> [Written exercise] Quote the records in full and leave their pictures out.

>> begin Listed entries

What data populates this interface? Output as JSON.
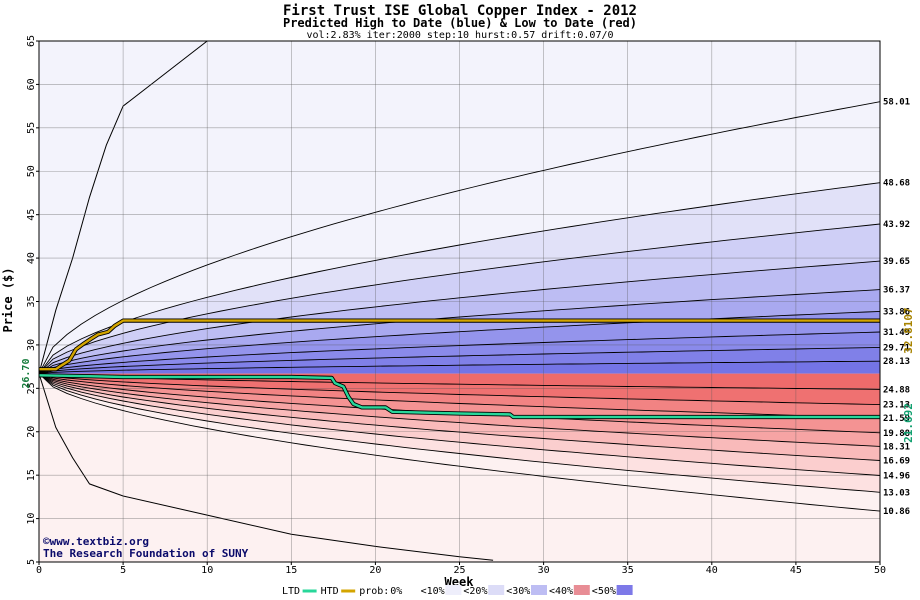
{
  "chart_data": {
    "type": "area",
    "title": "First Trust ISE Global Copper Index - 2012",
    "subtitle": "Predicted High to Date (blue) &  Low to Date (red)",
    "params": "vol:2.83% iter:2000 step:10 hurst:0.57 drift:0.07/0",
    "xlabel": "Week",
    "ylabel": "Price ($)",
    "xlim": [
      0,
      50
    ],
    "ylim": [
      5,
      65
    ],
    "xticks": [
      0,
      5,
      10,
      15,
      20,
      25,
      30,
      35,
      40,
      45,
      50
    ],
    "yticks": [
      5,
      10,
      15,
      20,
      25,
      30,
      35,
      40,
      45,
      50,
      55,
      60,
      65
    ],
    "grid": true,
    "start_price": 26.7,
    "start_label": "26.70",
    "high_band_levels": [
      28.13,
      29.71,
      31.49,
      33.86,
      36.37,
      39.65,
      43.92,
      48.68,
      58.01
    ],
    "low_band_levels": [
      24.88,
      23.13,
      21.59,
      19.88,
      18.31,
      16.69,
      14.96,
      13.03,
      10.86
    ],
    "right_labels": [
      "58.01",
      "48.68",
      "43.92",
      "39.65",
      "36.37",
      "33.86",
      "31.49",
      "29.71",
      "28.13",
      "24.88",
      "23.13",
      "21.59",
      "19.88",
      "18.31",
      "16.69",
      "14.96",
      "13.03",
      "10.86"
    ],
    "outer_high_curve": [
      [
        0,
        26.7
      ],
      [
        1,
        34
      ],
      [
        2,
        40
      ],
      [
        3,
        47
      ],
      [
        4,
        53
      ],
      [
        5,
        57.5
      ],
      [
        7,
        60.5
      ],
      [
        9,
        63.5
      ],
      [
        10,
        65
      ]
    ],
    "outer_low_curve": [
      [
        0,
        26.7
      ],
      [
        1,
        20.5
      ],
      [
        2,
        17
      ],
      [
        3,
        14
      ],
      [
        5,
        12.6
      ],
      [
        10,
        10.4
      ],
      [
        15,
        8.2
      ],
      [
        20,
        6.8
      ],
      [
        25,
        5.6
      ],
      [
        27,
        5.2
      ]
    ],
    "htd_series": {
      "name": "HTD",
      "color": "#d4a500",
      "points": [
        [
          0,
          27.2
        ],
        [
          1,
          27.2
        ],
        [
          1.3,
          27.6
        ],
        [
          1.8,
          28.2
        ],
        [
          2.2,
          29.5
        ],
        [
          2.7,
          30.2
        ],
        [
          3.1,
          30.7
        ],
        [
          3.5,
          31.2
        ],
        [
          4.1,
          31.5
        ],
        [
          4.5,
          32.2
        ],
        [
          5,
          32.8
        ],
        [
          10,
          32.8
        ],
        [
          20,
          32.8
        ],
        [
          30,
          32.8
        ],
        [
          40,
          32.8
        ],
        [
          50,
          32.8
        ]
      ],
      "end_label": "32.8107"
    },
    "ltd_series": {
      "name": "LTD",
      "color": "#28d79a",
      "points": [
        [
          0,
          26.5
        ],
        [
          3,
          26.4
        ],
        [
          5,
          26.3
        ],
        [
          10,
          26.3
        ],
        [
          15,
          26.3
        ],
        [
          17.4,
          26.2
        ],
        [
          17.6,
          25.6
        ],
        [
          18.1,
          25.2
        ],
        [
          18.4,
          24.0
        ],
        [
          18.7,
          23.2
        ],
        [
          19.2,
          22.8
        ],
        [
          20.6,
          22.8
        ],
        [
          21,
          22.3
        ],
        [
          25,
          22.1
        ],
        [
          28,
          22.0
        ],
        [
          28.2,
          21.7
        ],
        [
          35,
          21.7
        ],
        [
          40,
          21.7
        ],
        [
          50,
          21.7
        ]
      ],
      "end_label": "21.692"
    },
    "credits": [
      "©www.textbiz.org",
      "The Research Foundation of SUNY"
    ],
    "legend": {
      "line_items": [
        {
          "label": "LTD",
          "color": "#28d79a"
        },
        {
          "label": "HTD",
          "color": "#d4a500"
        }
      ],
      "prob_prefix": "prob:",
      "prob_items": [
        {
          "label": "0%",
          "fill": "#ffffff"
        },
        {
          "label": "<10%",
          "fill": "#eeeefb"
        },
        {
          "label": "<20%",
          "fill": "#dcdcf7"
        },
        {
          "label": "<30%",
          "fill": "#bdbdf3"
        },
        {
          "label": "<40%",
          "fill": "#e88d95"
        },
        {
          "label": "<50%",
          "fill": "#7d79e8"
        }
      ]
    },
    "band_colors": {
      "blue": [
        "#f3f3fc",
        "#e1e1f8",
        "#cfcff6",
        "#bdbdf3",
        "#a9a9f0",
        "#9494ec",
        "#8a8aeb",
        "#8080e8",
        "#7474e6"
      ],
      "red": [
        "#fdf1f1",
        "#fde1e1",
        "#fbcece",
        "#f9baba",
        "#f6a4a4",
        "#f49393",
        "#f28383",
        "#ef7171",
        "#ee6b6b"
      ]
    }
  }
}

>> end Listed entries

> [Reply to the task]
What data populates this interface? Output as JSON.
{
  "chart_data": {
    "type": "area",
    "title": "First Trust ISE Global Copper Index - 2012",
    "subtitle": "Predicted High to Date (blue) &  Low to Date (red)",
    "params": "vol:2.83% iter:2000 step:10 hurst:0.57 drift:0.07/0",
    "xlabel": "Week",
    "ylabel": "Price ($)",
    "xlim": [
      0,
      50
    ],
    "ylim": [
      5,
      65
    ],
    "xticks": [
      0,
      5,
      10,
      15,
      20,
      25,
      30,
      35,
      40,
      45,
      50
    ],
    "yticks": [
      5,
      10,
      15,
      20,
      25,
      30,
      35,
      40,
      45,
      50,
      55,
      60,
      65
    ],
    "grid": true,
    "start_price": 26.7,
    "start_label": "26.70",
    "high_band_levels": [
      28.13,
      29.71,
      31.49,
      33.86,
      36.37,
      39.65,
      43.92,
      48.68,
      58.01
    ],
    "low_band_levels": [
      24.88,
      23.13,
      21.59,
      19.88,
      18.31,
      16.69,
      14.96,
      13.03,
      10.86
    ],
    "right_labels": [
      "58.01",
      "48.68",
      "43.92",
      "39.65",
      "36.37",
      "33.86",
      "31.49",
      "29.71",
      "28.13",
      "24.88",
      "23.13",
      "21.59",
      "19.88",
      "18.31",
      "16.69",
      "14.96",
      "13.03",
      "10.86"
    ],
    "outer_high_curve": [
      [
        0,
        26.7
      ],
      [
        1,
        34
      ],
      [
        2,
        40
      ],
      [
        3,
        47
      ],
      [
        4,
        53
      ],
      [
        5,
        57.5
      ],
      [
        7,
        60.5
      ],
      [
        9,
        63.5
      ],
      [
        10,
        65
      ]
    ],
    "outer_low_curve": [
      [
        0,
        26.7
      ],
      [
        1,
        20.5
      ],
      [
        2,
        17
      ],
      [
        3,
        14
      ],
      [
        5,
        12.6
      ],
      [
        10,
        10.4
      ],
      [
        15,
        8.2
      ],
      [
        20,
        6.8
      ],
      [
        25,
        5.6
      ],
      [
        27,
        5.2
      ]
    ],
    "htd_series": {
      "name": "HTD",
      "color": "#d4a500",
      "points": [
        [
          0,
          27.2
        ],
        [
          1,
          27.2
        ],
        [
          1.3,
          27.6
        ],
        [
          1.8,
          28.2
        ],
        [
          2.2,
          29.5
        ],
        [
          2.7,
          30.2
        ],
        [
          3.1,
          30.7
        ],
        [
          3.5,
          31.2
        ],
        [
          4.1,
          31.5
        ],
        [
          4.5,
          32.2
        ],
        [
          5,
          32.8
        ],
        [
          10,
          32.8
        ],
        [
          20,
          32.8
        ],
        [
          30,
          32.8
        ],
        [
          40,
          32.8
        ],
        [
          50,
          32.8
        ]
      ],
      "end_label": "32.8107"
    },
    "ltd_series": {
      "name": "LTD",
      "color": "#28d79a",
      "points": [
        [
          0,
          26.5
        ],
        [
          3,
          26.4
        ],
        [
          5,
          26.3
        ],
        [
          10,
          26.3
        ],
        [
          15,
          26.3
        ],
        [
          17.4,
          26.2
        ],
        [
          17.6,
          25.6
        ],
        [
          18.1,
          25.2
        ],
        [
          18.4,
          24.0
        ],
        [
          18.7,
          23.2
        ],
        [
          19.2,
          22.8
        ],
        [
          20.6,
          22.8
        ],
        [
          21,
          22.3
        ],
        [
          25,
          22.1
        ],
        [
          28,
          22.0
        ],
        [
          28.2,
          21.7
        ],
        [
          35,
          21.7
        ],
        [
          40,
          21.7
        ],
        [
          50,
          21.7
        ]
      ],
      "end_label": "21.692"
    },
    "credits": [
      "©www.textbiz.org",
      "The Research Foundation of SUNY"
    ],
    "legend": {
      "line_items": [
        {
          "label": "LTD",
          "color": "#28d79a"
        },
        {
          "label": "HTD",
          "color": "#d4a500"
        }
      ],
      "prob_prefix": "prob:",
      "prob_items": [
        {
          "label": "0%",
          "fill": "#ffffff"
        },
        {
          "label": "<10%",
          "fill": "#eeeefb"
        },
        {
          "label": "<20%",
          "fill": "#dcdcf7"
        },
        {
          "label": "<30%",
          "fill": "#bdbdf3"
        },
        {
          "label": "<40%",
          "fill": "#e88d95"
        },
        {
          "label": "<50%",
          "fill": "#7d79e8"
        }
      ]
    },
    "band_colors": {
      "blue": [
        "#f3f3fc",
        "#e1e1f8",
        "#cfcff6",
        "#bdbdf3",
        "#a9a9f0",
        "#9494ec",
        "#8a8aeb",
        "#8080e8",
        "#7474e6"
      ],
      "red": [
        "#fdf1f1",
        "#fde1e1",
        "#fbcece",
        "#f9baba",
        "#f6a4a4",
        "#f49393",
        "#f28383",
        "#ef7171",
        "#ee6b6b"
      ]
    }
  }
}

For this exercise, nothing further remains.